EXTRACT PROVIDED:
Menu

#1378 Error when parsing particular SMILES

cdk-1.6.x
open
John May
None
1
2016-08-10
2016-02-19
No

CDK 1.5.12 give errors when parsing these three SMILES (all are ChEMBL compounds).

  • org.openscience.cdk.exception.InvalidSmilesException: could not parse O(CC)C(\C(\C(C(=O)OCC)=O)=N(/=C(C)N1C)\c2c1cccc2)=O, Multiple bonds specified:

The reason seems to be the /= bond specification

  • org.openscience.cdk.exception.InvalidSmilesException: could not parse OC(=C(\C\1=N\CCCN(CC)c2cccc(C)c2)O)\C\1=N/C(CCN3C(=O)OCC)CC3, Ring closure bonds did not match. Ring was opened with '\' and closed with '/'. Note - directional bonds ('/','\') are relative.

  • org.openscience.cdk.exception.InvalidSmilesException: could not parse 'Fc1ccccc1N2CCN(CC2)CC\N=C/3\C(=C(/C/3=N\C(CCN4C(=O)OCC)CC4)O)O', Ring closure bonds did not match. Ring was opened with '/' and closed with '\'. Note - directional bonds ('/','\') are relative.

OpenBabel and Chemical Identifier Resolver successfully parse all three.

Any ideas?

Related

Bugs: #1378

Discussion

  • John May

    John May - 2016-02-19

    Grrr ChEMBL and their crappy SMILES. These are bugs in which ever program they use to write the SMILES (Pipeline Pilot I think). I've told them about in numberous times but doubt they'll action it.

GIVEN REQUEST 1: In the CDK bug report, reproduce everything from "John May - 2016-02-19" down to "they'll action it.", replacing "Pipeline Pilot" with "the vendor software".
GIVEN REQUEST 2: Summarize the CDK bug report in two sentences.
GIVEN REQUEST 3: Translate this sentence from the CDK bug report into Spanish: "OpenBabel and Chemical Identifier Resolver successfully parse all three."

SOURCE DATA:
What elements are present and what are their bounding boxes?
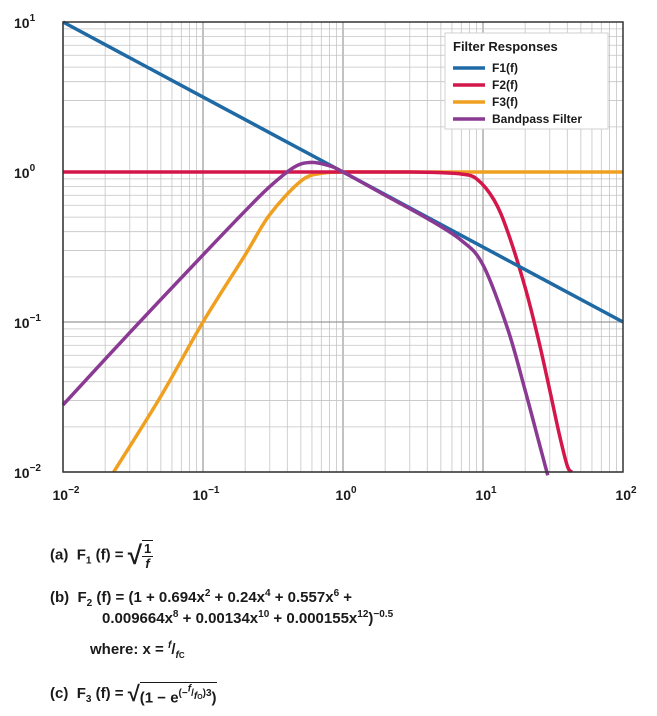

EXERCISE RESULT 1:
John May - 2016-02-19

    Grrr ChEMBL and their crappy SMILES. These are bugs in which ever program they use to write the SMILES (the vendor software I think). I've told them about in numberous times but doubt they'll action it.

EXERCISE RESULT 2: CDK 1.5.12 fails to parse three ChEMBL SMILES strings, giving errors about multiple bonds being specified and about ring closure bonds that do not match, while OpenBabel and Chemical Identifier Resolver parse all three successfully. In the discussion, John May blames bugs in whichever program ChEMBL uses to write its SMILES, which he thinks is Pipeline Pilot, and says he has reported the problem to them many times.

EXERCISE RESULT 3: OpenBabel y Chemical Identifier Resolver analizan con éxito los tres.